- **WHAT YOU SHOULD DO**
The records below must be written out exactly, with every picture left behind.

━━━━━━━━━━━━━━━━━━━━━━━━━━━━━━

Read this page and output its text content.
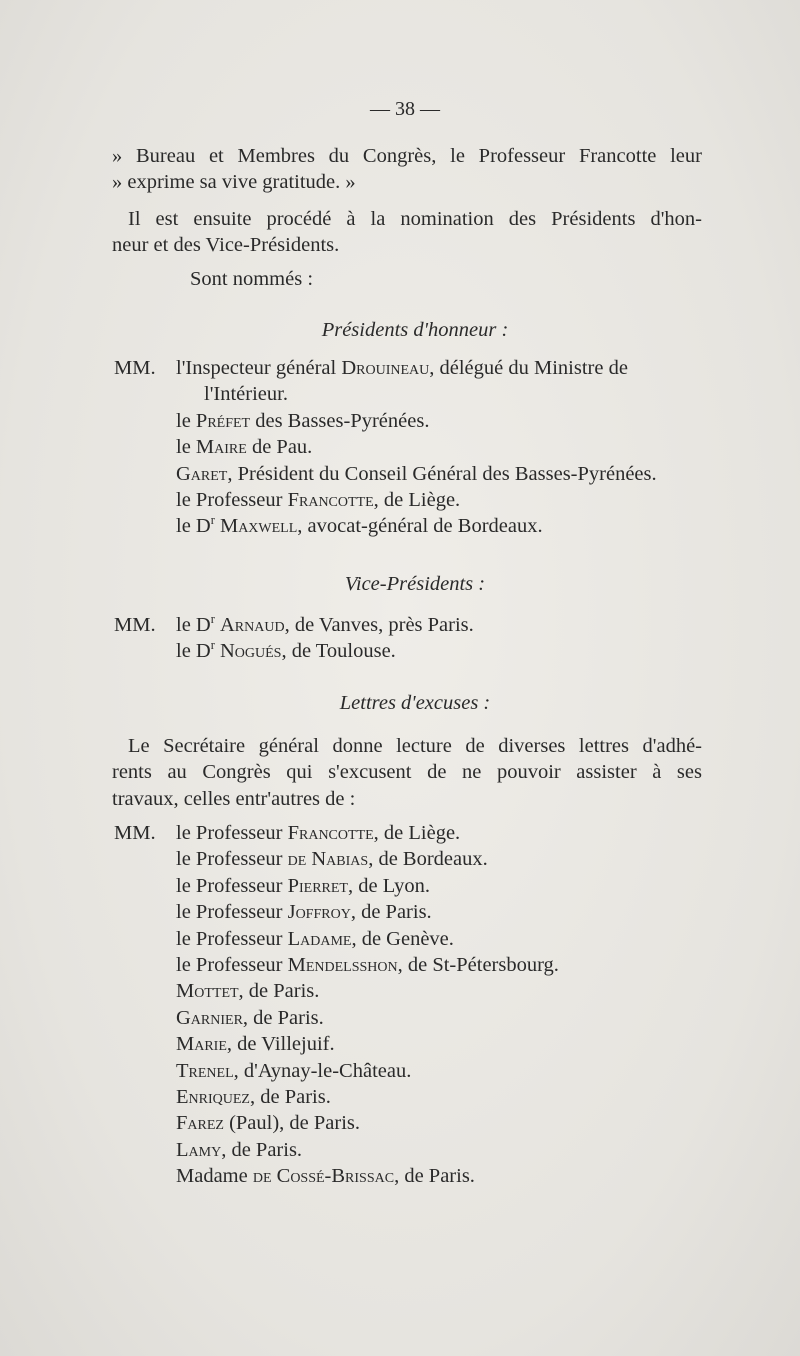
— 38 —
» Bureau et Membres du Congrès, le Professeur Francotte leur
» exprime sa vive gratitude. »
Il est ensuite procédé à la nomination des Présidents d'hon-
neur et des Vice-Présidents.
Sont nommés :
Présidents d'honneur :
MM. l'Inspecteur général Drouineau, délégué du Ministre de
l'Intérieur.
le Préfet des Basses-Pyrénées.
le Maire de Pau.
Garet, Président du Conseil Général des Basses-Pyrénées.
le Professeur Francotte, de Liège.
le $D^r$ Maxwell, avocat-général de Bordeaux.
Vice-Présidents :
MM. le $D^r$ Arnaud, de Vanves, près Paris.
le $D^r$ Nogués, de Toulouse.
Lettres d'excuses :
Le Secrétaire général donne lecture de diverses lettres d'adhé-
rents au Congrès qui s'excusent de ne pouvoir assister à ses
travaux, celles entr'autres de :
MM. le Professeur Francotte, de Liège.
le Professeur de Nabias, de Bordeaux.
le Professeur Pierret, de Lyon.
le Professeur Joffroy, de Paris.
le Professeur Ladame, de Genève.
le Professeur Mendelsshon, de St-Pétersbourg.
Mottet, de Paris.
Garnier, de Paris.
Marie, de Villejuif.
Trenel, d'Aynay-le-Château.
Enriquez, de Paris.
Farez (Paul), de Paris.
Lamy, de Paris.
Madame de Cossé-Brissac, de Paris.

━━━━━━━━━━━━━━━━━━━━━━━━━━━━━━

- **RESPONSE TO THE EXERCISE**
Read this page and output its text content.
— 38 —
» Bureau et Membres du Congrès, le Professeur Francotte leur
» exprime sa vive gratitude. »
Il est ensuite procédé à la nomination des Présidents d'hon-
neur et des Vice-Présidents.
Sont nommés :
Présidents d'honneur :
MM. l'Inspecteur général Drouineau, délégué du Ministre de
l'Intérieur.
le Préfet des Basses-Pyrénées.
le Maire de Pau.
Garet, Président du Conseil Général des Basses-Pyrénées.
le Professeur Francotte, de Liège.
le $D^r$ Maxwell, avocat-général de Bordeaux.
Vice-Présidents :
MM. le $D^r$ Arnaud, de Vanves, près Paris.
le $D^r$ Nogués, de Toulouse.
Lettres d'excuses :
Le Secrétaire général donne lecture de diverses lettres d'adhé-
rents au Congrès qui s'excusent de ne pouvoir assister à ses
travaux, celles entr'autres de :
MM. le Professeur Francotte, de Liège.
le Professeur de Nabias, de Bordeaux.
le Professeur Pierret, de Lyon.
le Professeur Joffroy, de Paris.
le Professeur Ladame, de Genève.
le Professeur Mendelsshon, de St-Pétersbourg.
Mottet, de Paris.
Garnier, de Paris.
Marie, de Villejuif.
Trenel, d'Aynay-le-Château.
Enriquez, de Paris.
Farez (Paul), de Paris.
Lamy, de Paris.
Madame de Cossé-Brissac, de Paris.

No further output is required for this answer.